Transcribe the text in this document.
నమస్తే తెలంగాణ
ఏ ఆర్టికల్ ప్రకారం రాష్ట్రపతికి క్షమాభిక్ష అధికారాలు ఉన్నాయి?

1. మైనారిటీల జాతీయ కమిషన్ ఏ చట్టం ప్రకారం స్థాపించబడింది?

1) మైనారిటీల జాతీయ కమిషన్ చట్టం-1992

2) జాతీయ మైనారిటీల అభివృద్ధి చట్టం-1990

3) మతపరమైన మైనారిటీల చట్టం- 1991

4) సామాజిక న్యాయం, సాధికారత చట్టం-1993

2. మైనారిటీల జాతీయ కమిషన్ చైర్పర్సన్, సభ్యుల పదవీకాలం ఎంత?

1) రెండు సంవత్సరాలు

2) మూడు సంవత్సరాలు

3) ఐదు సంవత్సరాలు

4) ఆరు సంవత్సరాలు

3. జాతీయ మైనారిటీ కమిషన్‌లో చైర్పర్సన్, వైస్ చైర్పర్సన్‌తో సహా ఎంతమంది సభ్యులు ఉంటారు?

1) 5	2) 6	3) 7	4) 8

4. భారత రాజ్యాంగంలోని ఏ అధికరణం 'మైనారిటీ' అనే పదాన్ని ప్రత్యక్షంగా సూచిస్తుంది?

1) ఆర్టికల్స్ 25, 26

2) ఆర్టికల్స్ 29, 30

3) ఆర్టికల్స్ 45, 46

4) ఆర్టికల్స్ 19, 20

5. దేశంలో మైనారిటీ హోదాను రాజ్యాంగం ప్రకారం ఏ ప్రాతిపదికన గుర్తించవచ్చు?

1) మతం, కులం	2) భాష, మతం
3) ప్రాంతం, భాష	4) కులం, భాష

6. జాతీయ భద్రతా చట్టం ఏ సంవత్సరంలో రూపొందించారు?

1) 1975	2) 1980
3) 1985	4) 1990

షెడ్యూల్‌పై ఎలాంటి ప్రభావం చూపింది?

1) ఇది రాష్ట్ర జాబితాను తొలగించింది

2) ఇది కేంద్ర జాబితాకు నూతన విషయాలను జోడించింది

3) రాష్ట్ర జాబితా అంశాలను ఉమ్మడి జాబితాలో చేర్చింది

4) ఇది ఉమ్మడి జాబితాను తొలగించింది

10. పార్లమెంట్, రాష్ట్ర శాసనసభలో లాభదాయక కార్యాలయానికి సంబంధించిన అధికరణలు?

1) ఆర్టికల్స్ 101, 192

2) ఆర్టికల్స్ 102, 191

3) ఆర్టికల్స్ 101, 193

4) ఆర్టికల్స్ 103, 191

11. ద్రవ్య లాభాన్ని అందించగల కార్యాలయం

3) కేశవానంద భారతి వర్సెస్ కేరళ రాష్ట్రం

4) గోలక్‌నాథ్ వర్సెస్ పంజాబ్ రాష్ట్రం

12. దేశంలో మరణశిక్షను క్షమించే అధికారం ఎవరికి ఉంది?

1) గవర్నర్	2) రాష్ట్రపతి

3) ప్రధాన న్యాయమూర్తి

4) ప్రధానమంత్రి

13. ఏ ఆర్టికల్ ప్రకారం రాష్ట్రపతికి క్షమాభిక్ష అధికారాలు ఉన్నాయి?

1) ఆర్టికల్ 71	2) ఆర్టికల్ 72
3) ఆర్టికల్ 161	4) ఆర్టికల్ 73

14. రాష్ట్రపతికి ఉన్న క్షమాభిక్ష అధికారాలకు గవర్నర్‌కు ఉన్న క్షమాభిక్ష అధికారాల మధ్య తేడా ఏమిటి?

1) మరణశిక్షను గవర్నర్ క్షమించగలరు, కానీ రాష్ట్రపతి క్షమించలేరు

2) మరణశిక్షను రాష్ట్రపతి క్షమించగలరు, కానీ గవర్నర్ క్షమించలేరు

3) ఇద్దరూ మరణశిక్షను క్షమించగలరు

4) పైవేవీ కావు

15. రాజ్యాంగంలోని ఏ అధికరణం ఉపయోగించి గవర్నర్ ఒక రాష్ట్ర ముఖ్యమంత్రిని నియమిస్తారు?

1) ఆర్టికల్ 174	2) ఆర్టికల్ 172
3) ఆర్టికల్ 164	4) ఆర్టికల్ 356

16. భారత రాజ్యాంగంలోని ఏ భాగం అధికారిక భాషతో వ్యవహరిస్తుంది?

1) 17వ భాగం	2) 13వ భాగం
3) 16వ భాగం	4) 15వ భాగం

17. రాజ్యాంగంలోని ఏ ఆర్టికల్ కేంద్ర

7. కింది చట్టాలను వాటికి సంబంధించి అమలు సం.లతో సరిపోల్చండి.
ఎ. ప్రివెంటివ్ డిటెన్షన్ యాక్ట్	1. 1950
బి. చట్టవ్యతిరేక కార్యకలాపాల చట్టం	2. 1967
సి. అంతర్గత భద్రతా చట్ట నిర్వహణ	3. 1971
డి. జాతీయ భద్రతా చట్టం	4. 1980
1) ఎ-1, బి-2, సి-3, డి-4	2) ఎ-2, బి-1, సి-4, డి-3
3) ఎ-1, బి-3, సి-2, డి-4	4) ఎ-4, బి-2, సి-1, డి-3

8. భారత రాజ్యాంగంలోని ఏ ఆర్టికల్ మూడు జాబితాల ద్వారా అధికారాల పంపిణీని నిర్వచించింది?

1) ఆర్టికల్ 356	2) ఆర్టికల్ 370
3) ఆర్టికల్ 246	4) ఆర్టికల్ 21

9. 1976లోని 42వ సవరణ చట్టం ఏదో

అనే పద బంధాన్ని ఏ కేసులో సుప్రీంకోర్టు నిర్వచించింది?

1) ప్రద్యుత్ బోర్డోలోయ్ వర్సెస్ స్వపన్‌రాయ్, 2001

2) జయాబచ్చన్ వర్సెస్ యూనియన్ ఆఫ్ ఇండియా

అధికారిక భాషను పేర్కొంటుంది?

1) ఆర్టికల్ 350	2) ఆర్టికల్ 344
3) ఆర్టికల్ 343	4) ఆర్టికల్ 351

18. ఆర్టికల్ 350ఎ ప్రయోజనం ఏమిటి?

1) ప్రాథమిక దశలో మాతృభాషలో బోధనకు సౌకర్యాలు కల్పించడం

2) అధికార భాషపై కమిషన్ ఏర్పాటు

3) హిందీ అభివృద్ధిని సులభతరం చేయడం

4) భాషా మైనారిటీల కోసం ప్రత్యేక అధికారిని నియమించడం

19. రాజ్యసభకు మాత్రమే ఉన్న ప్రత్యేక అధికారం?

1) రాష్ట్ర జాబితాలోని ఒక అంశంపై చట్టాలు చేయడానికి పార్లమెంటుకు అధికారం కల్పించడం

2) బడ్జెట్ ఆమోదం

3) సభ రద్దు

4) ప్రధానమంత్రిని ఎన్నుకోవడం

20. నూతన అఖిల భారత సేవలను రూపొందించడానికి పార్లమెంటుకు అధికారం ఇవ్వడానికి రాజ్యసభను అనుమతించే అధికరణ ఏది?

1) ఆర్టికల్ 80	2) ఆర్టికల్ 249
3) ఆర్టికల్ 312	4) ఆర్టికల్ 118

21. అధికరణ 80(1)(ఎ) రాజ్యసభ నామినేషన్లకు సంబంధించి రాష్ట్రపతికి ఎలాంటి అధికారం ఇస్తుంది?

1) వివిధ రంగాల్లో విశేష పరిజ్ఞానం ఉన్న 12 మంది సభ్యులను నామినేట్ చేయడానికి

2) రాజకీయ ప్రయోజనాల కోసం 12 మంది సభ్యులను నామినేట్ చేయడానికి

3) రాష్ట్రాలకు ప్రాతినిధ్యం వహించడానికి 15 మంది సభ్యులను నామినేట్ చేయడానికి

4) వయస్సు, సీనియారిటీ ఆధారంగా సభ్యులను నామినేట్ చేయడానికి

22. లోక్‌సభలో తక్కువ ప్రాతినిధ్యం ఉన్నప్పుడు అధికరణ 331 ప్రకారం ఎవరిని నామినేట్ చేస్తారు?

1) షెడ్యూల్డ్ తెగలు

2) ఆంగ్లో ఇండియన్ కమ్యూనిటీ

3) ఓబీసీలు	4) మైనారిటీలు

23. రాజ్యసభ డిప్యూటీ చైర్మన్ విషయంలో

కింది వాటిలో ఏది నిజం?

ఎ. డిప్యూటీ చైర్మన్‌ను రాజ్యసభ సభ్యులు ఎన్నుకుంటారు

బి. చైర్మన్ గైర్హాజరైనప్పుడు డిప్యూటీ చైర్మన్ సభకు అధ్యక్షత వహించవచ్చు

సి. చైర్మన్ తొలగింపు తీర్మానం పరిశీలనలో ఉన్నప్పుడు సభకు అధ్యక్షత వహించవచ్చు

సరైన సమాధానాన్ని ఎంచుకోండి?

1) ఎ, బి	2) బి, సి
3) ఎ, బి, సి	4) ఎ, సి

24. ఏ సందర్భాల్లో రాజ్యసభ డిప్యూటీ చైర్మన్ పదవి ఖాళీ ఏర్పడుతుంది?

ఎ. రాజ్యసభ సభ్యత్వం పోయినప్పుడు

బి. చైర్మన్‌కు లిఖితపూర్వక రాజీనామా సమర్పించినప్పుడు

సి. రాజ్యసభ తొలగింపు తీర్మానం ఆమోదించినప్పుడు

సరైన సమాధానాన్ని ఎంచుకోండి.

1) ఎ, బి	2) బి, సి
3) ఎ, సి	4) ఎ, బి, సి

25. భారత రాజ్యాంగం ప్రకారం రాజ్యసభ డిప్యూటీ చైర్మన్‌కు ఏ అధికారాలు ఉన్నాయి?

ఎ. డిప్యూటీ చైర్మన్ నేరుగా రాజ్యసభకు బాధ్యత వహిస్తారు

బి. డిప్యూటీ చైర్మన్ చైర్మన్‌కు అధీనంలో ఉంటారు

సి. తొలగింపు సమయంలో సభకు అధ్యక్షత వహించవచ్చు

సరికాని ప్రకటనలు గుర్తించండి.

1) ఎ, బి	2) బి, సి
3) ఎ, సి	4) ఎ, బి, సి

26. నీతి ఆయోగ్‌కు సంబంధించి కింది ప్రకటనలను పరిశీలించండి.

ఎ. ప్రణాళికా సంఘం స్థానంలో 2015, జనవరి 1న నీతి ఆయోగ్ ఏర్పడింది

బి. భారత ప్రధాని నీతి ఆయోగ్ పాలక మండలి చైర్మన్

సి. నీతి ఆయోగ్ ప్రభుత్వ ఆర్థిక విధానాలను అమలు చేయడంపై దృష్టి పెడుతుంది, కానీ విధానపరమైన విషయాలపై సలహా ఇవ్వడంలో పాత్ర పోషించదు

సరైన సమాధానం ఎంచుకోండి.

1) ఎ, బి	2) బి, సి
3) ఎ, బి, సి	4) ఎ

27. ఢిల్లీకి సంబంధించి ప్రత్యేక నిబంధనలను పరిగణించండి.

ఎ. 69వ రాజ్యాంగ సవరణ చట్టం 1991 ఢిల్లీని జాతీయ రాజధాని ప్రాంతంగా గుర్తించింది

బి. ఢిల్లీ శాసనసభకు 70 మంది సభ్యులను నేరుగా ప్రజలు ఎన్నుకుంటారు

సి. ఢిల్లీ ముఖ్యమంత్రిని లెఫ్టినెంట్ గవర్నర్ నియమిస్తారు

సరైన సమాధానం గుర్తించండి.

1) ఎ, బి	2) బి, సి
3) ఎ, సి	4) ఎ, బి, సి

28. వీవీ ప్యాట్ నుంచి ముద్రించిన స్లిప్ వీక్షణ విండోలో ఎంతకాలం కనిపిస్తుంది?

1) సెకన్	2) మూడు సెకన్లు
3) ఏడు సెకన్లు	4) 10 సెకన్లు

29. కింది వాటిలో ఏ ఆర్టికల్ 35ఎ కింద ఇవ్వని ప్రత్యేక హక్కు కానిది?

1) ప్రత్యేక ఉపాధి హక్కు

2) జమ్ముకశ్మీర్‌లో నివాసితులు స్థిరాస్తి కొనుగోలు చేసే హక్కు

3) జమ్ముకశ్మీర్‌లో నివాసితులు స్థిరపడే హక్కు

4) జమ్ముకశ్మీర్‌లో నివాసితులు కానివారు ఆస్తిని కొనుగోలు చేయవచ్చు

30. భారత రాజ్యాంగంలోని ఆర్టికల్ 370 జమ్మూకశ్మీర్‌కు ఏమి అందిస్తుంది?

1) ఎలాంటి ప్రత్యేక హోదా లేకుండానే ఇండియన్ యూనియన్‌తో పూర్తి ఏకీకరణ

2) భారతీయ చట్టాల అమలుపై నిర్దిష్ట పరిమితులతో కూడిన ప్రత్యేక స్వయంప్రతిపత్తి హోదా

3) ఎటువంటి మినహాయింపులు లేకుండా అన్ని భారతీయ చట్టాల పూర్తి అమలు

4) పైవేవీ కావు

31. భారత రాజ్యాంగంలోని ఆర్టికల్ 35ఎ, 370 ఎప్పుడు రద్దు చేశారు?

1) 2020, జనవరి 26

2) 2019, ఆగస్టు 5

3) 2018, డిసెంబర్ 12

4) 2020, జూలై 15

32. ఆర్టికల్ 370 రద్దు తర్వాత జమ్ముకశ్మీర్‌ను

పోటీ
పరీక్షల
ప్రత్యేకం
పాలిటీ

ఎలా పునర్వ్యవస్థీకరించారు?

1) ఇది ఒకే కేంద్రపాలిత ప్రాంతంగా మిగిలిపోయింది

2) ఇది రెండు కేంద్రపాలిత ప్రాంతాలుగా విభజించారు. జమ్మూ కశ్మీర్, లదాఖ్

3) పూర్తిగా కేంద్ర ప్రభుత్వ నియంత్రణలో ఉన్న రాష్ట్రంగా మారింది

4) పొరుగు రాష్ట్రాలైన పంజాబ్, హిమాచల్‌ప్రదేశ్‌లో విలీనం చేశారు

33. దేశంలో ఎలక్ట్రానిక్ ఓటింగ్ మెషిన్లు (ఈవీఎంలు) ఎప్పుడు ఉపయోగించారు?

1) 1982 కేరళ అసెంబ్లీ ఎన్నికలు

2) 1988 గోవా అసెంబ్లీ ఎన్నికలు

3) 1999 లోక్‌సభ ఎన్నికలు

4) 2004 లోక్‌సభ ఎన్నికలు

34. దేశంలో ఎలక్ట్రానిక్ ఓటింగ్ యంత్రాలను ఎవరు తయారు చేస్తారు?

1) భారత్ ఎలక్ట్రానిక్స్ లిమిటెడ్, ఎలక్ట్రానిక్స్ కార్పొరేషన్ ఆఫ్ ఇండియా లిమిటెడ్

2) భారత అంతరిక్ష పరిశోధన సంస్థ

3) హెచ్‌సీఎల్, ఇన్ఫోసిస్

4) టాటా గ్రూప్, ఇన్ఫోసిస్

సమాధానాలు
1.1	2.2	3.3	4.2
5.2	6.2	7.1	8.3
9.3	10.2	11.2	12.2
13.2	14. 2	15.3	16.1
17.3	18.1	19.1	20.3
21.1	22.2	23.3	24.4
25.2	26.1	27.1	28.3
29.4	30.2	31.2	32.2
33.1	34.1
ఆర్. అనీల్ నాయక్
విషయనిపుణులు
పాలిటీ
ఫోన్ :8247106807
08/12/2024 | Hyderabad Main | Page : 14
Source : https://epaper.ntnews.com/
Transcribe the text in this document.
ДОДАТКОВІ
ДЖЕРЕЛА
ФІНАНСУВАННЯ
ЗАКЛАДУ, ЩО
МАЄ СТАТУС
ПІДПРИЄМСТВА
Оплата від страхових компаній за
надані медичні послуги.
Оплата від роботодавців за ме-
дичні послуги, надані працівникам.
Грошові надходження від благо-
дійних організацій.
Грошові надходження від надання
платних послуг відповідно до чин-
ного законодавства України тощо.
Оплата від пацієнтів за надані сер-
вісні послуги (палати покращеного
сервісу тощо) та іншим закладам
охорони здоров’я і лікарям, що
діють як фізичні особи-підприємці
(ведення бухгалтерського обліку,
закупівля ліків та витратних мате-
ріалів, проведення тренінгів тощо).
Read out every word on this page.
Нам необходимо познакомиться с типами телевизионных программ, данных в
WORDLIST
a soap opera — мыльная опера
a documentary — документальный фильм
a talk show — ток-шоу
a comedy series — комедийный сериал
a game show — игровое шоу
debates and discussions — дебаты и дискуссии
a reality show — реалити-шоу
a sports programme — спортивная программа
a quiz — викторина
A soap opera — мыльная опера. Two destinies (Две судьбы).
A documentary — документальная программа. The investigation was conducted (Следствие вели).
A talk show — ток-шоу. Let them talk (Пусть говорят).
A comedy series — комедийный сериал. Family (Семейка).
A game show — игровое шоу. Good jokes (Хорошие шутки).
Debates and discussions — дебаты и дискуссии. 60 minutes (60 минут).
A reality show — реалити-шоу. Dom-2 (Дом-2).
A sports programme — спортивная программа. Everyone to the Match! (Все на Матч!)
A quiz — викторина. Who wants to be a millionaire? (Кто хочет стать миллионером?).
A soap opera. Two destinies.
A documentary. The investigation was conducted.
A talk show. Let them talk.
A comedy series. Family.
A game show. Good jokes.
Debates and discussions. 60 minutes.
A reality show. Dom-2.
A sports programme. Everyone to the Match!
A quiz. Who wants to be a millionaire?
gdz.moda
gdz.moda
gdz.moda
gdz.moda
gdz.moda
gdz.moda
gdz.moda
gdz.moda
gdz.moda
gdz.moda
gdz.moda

____________________

Stated task:
From the data above, pick out each line containing "реалити" and copy it.

Answer to the task:
a reality show — реалити-шоу
A reality show — реалити-шоу. Dom-2 (Дом-2).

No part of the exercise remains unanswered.